What the task requires: Restate the whole listing word for word. Pictures are left out.

[Start Rows]

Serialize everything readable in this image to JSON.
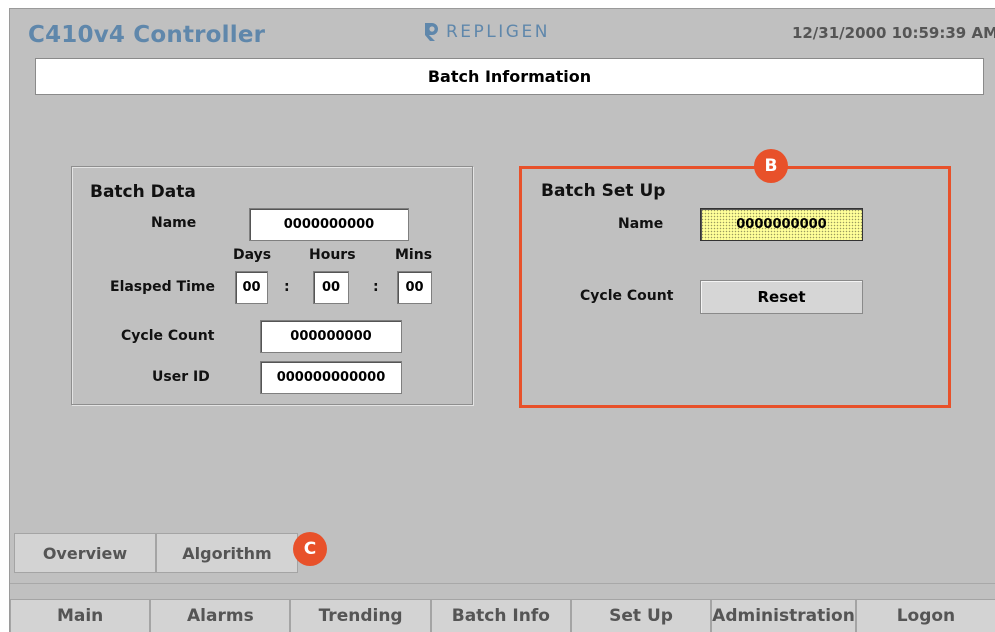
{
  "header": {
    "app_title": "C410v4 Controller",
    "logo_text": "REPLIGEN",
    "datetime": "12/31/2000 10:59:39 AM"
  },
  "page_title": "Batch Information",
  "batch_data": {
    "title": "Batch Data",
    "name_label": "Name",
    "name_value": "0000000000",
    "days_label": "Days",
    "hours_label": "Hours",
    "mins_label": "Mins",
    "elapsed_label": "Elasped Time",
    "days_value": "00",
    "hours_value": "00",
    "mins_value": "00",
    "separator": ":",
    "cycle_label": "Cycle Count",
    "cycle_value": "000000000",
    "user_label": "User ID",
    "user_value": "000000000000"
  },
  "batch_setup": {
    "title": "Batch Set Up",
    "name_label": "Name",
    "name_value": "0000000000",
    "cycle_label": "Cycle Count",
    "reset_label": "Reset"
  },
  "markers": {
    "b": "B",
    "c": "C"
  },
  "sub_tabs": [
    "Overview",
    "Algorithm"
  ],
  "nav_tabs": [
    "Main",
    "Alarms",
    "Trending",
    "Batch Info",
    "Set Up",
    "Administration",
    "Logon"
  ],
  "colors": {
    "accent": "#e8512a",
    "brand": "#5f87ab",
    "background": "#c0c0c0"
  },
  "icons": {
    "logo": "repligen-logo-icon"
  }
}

[End Rows]

Result of the task:
Serialize everything readable in this image to JSON.
{
  "header": {
    "app_title": "C410v4 Controller",
    "logo_text": "REPLIGEN",
    "datetime": "12/31/2000 10:59:39 AM"
  },
  "page_title": "Batch Information",
  "batch_data": {
    "title": "Batch Data",
    "name_label": "Name",
    "name_value": "0000000000",
    "days_label": "Days",
    "hours_label": "Hours",
    "mins_label": "Mins",
    "elapsed_label": "Elasped Time",
    "days_value": "00",
    "hours_value": "00",
    "mins_value": "00",
    "separator": ":",
    "cycle_label": "Cycle Count",
    "cycle_value": "000000000",
    "user_label": "User ID",
    "user_value": "000000000000"
  },
  "batch_setup": {
    "title": "Batch Set Up",
    "name_label": "Name",
    "name_value": "0000000000",
    "cycle_label": "Cycle Count",
    "reset_label": "Reset"
  },
  "markers": {
    "b": "B",
    "c": "C"
  },
  "sub_tabs": [
    "Overview",
    "Algorithm"
  ],
  "nav_tabs": [
    "Main",
    "Alarms",
    "Trending",
    "Batch Info",
    "Set Up",
    "Administration",
    "Logon"
  ],
  "colors": {
    "accent": "#e8512a",
    "brand": "#5f87ab",
    "background": "#c0c0c0"
  },
  "icons": {
    "logo": "repligen-logo-icon"
  }
}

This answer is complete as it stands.